Collected data entries:
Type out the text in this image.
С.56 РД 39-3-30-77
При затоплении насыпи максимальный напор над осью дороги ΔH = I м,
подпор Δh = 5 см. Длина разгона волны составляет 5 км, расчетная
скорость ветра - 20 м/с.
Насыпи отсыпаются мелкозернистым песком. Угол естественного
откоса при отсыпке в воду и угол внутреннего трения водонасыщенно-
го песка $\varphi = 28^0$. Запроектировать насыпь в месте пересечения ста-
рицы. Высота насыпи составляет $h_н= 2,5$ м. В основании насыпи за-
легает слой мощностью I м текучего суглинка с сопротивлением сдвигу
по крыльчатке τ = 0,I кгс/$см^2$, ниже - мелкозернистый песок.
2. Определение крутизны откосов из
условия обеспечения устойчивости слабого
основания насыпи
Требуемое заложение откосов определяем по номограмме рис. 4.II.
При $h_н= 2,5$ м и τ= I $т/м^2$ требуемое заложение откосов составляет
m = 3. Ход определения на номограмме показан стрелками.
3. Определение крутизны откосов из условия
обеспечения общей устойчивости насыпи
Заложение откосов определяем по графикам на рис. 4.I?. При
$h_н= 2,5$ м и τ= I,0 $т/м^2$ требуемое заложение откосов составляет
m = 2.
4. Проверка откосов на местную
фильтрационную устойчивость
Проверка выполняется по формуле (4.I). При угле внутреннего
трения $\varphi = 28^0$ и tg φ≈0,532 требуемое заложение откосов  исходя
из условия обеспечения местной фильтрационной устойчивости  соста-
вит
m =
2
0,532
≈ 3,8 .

> THE EXERCISE: Make a verbatim copy of every entry shown above.

> SOLUTION FOR THIS EXERCISE:
Type out the text in this image.
С.56 РД 39-3-30-77
При затоплении насыпи максимальный напор над осью дороги ΔH = I м,
подпор Δh = 5 см. Длина разгона волны составляет 5 км, расчетная
скорость ветра - 20 м/с.
Насыпи отсыпаются мелкозернистым песком. Угол естественного
откоса при отсыпке в воду и угол внутреннего трения водонасыщенно-
го песка $\varphi = 28^0$. Запроектировать насыпь в месте пересечения ста-
рицы. Высота насыпи составляет $h_н= 2,5$ м. В основании насыпи за-
легает слой мощностью I м текучего суглинка с сопротивлением сдвигу
по крыльчатке τ = 0,I кгс/$см^2$, ниже - мелкозернистый песок.
2. Определение крутизны откосов из
условия обеспечения устойчивости слабого
основания насыпи
Требуемое заложение откосов определяем по номограмме рис. 4.II.
При $h_н= 2,5$ м и τ= I $т/м^2$ требуемое заложение откосов составляет
m = 3. Ход определения на номограмме показан стрелками.
3. Определение крутизны откосов из условия
обеспечения общей устойчивости насыпи
Заложение откосов определяем по графикам на рис. 4.I?. При
$h_н= 2,5$ м и τ= I,0 $т/м^2$ требуемое заложение откосов составляет
m = 2.
4. Проверка откосов на местную
фильтрационную устойчивость
Проверка выполняется по формуле (4.I). При угле внутреннего
трения $\varphi = 28^0$ и tg φ≈0,532 требуемое заложение откосов  исходя
из условия обеспечения местной фильтрационной устойчивости  соста-
вит
m =
2
0,532
≈ 3,8 .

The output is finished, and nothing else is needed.